> What to do
For the records below, give the count of lines holding the word "ipsum" and nothing more.

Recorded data
──────────
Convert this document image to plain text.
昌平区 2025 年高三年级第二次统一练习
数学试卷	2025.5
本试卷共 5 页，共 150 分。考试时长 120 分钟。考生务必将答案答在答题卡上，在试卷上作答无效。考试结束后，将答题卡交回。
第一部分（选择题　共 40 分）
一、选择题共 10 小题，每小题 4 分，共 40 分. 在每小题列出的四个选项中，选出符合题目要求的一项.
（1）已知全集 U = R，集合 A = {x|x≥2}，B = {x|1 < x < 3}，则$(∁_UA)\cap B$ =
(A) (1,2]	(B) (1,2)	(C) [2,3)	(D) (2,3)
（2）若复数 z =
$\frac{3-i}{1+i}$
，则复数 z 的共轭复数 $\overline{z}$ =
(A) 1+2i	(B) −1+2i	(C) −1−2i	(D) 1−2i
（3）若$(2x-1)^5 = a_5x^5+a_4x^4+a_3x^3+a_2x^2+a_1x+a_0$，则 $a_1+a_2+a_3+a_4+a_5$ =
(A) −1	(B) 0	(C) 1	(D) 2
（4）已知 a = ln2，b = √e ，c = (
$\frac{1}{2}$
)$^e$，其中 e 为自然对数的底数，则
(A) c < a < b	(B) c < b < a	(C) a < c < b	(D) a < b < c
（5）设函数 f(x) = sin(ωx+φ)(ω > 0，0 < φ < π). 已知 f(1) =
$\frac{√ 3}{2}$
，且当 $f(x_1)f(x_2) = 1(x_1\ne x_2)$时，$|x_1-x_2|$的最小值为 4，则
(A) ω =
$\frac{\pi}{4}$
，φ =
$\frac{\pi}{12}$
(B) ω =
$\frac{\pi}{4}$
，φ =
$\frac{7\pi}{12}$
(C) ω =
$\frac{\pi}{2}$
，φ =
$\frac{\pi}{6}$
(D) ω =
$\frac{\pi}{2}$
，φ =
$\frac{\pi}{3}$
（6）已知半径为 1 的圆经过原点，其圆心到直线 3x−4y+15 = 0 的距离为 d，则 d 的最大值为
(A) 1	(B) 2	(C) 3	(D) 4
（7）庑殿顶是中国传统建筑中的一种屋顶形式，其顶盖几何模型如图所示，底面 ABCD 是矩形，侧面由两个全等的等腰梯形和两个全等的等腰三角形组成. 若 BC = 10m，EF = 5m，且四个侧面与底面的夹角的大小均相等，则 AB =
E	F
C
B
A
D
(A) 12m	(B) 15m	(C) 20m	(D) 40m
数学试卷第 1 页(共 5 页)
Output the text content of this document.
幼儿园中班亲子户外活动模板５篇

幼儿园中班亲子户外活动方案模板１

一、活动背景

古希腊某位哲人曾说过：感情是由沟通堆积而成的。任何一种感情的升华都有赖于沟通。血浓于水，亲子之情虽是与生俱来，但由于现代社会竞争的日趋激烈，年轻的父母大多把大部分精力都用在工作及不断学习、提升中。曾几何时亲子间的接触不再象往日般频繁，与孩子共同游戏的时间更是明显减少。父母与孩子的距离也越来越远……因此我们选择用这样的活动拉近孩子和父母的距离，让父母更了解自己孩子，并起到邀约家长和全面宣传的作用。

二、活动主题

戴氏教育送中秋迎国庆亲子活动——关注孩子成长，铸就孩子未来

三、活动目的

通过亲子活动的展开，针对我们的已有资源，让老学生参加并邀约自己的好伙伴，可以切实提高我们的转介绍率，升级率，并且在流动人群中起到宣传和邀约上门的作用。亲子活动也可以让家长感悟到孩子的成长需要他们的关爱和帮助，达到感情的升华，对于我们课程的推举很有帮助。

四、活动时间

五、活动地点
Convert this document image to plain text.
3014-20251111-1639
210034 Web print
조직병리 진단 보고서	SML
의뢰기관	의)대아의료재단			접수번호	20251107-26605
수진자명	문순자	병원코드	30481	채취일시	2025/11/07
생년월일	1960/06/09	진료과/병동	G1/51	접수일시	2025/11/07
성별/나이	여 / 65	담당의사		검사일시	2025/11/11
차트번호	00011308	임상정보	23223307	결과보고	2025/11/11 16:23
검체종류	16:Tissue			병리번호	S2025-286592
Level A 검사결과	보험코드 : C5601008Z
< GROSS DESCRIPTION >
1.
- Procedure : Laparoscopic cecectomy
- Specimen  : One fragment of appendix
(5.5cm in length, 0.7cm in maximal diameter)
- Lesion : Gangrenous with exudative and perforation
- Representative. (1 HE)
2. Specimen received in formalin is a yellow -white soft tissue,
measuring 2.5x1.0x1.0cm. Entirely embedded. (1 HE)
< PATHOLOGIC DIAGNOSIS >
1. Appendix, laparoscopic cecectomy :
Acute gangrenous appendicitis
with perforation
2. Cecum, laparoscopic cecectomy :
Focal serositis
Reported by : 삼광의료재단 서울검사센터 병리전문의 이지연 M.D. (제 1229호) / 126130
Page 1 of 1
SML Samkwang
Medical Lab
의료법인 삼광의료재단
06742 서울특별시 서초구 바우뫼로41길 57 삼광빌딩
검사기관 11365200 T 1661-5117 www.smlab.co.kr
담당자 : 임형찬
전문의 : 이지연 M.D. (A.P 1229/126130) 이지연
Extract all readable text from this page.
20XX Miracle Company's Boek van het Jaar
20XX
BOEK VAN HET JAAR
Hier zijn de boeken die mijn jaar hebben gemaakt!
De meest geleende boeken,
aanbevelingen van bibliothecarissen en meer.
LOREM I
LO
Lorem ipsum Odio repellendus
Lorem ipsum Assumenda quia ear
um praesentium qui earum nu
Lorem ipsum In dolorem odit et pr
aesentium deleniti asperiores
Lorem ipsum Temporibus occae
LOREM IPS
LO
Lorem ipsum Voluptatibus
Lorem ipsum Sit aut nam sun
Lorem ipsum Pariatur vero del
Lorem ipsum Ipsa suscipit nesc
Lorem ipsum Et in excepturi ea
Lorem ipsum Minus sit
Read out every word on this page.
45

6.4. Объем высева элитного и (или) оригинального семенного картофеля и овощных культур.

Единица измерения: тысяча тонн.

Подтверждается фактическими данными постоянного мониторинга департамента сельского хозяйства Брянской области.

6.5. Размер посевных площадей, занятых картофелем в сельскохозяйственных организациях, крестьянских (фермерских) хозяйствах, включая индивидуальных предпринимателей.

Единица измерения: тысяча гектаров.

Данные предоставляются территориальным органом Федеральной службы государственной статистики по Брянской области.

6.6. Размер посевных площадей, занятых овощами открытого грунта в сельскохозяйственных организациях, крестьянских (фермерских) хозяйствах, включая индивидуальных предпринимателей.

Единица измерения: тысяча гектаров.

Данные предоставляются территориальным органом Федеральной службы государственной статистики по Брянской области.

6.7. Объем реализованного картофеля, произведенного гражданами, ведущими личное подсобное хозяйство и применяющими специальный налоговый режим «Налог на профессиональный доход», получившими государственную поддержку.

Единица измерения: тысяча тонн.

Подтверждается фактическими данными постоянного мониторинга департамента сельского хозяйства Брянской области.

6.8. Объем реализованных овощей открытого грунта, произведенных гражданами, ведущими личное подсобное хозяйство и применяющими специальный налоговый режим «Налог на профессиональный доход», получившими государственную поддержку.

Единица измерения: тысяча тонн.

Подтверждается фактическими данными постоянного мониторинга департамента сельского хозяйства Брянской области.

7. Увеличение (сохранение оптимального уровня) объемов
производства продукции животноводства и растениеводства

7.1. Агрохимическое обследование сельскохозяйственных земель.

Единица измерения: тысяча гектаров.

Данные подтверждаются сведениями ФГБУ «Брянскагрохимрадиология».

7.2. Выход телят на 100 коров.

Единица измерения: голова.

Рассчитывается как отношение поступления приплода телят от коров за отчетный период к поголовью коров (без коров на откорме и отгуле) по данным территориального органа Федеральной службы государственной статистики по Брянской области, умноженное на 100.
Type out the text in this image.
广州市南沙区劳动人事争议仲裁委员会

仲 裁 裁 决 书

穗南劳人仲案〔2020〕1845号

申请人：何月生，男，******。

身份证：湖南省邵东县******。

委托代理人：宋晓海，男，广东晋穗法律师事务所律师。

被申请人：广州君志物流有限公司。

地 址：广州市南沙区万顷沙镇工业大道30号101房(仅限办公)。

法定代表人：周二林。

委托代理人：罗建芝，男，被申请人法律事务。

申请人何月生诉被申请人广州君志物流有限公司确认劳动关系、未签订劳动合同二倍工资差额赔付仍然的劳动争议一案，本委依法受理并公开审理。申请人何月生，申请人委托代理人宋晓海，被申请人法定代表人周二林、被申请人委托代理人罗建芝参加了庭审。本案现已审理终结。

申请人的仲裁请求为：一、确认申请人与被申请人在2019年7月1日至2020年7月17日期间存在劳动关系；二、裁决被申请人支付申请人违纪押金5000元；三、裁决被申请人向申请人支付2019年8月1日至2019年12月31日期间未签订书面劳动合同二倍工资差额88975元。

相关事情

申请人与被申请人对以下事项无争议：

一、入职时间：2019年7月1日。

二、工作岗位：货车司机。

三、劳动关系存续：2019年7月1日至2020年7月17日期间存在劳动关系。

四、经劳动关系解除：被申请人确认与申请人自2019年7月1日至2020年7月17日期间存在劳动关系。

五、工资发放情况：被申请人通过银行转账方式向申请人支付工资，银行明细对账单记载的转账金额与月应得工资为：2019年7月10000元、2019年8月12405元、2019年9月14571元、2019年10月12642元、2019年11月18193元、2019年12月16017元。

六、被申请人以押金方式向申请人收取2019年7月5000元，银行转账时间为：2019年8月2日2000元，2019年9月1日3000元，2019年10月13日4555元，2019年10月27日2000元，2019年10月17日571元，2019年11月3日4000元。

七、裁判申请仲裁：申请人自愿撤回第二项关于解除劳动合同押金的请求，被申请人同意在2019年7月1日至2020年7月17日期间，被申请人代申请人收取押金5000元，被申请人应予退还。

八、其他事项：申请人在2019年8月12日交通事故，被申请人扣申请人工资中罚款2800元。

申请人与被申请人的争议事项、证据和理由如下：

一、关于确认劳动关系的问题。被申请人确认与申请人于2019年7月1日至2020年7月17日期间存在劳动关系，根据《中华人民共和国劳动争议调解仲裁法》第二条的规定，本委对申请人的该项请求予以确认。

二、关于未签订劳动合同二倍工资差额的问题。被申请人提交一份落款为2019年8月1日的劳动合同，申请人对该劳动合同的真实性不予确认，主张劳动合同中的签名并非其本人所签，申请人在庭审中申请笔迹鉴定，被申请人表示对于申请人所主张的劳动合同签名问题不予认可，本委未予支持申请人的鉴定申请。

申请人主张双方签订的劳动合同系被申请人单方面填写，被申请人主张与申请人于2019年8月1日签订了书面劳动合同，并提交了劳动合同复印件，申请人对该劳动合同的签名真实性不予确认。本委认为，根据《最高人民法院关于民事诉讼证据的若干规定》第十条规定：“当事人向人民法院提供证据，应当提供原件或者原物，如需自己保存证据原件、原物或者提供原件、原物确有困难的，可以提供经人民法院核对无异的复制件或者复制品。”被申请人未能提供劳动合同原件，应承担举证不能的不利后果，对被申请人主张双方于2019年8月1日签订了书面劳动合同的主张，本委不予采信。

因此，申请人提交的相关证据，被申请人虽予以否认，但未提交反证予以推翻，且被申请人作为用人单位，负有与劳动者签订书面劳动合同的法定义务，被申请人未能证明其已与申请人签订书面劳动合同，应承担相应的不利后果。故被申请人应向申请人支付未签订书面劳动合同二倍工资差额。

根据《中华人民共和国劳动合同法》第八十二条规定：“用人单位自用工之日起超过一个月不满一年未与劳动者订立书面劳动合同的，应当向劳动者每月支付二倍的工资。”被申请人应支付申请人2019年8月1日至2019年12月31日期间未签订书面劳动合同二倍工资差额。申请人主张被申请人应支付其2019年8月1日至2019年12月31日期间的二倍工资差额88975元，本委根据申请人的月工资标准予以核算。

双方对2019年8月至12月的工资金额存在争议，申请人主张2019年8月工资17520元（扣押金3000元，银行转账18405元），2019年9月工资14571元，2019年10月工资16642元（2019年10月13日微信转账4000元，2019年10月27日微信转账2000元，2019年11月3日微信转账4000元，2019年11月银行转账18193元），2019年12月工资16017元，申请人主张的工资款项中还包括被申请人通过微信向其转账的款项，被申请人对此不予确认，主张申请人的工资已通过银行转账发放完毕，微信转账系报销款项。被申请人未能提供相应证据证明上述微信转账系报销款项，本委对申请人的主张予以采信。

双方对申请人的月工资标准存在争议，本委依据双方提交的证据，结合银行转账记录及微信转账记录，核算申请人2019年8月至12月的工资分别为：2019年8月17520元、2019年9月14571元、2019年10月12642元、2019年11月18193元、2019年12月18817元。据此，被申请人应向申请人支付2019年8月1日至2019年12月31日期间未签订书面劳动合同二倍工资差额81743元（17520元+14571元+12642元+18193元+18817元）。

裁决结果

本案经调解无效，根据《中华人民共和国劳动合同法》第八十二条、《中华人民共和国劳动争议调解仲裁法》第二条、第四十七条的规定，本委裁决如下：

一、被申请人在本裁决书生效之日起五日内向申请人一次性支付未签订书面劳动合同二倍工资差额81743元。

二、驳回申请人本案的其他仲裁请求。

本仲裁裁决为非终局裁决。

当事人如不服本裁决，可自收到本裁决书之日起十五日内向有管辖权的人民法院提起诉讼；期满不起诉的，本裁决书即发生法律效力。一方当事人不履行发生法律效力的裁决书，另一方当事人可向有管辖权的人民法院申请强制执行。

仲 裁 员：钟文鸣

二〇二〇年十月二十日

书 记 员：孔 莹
──────────
> Answer to the task
10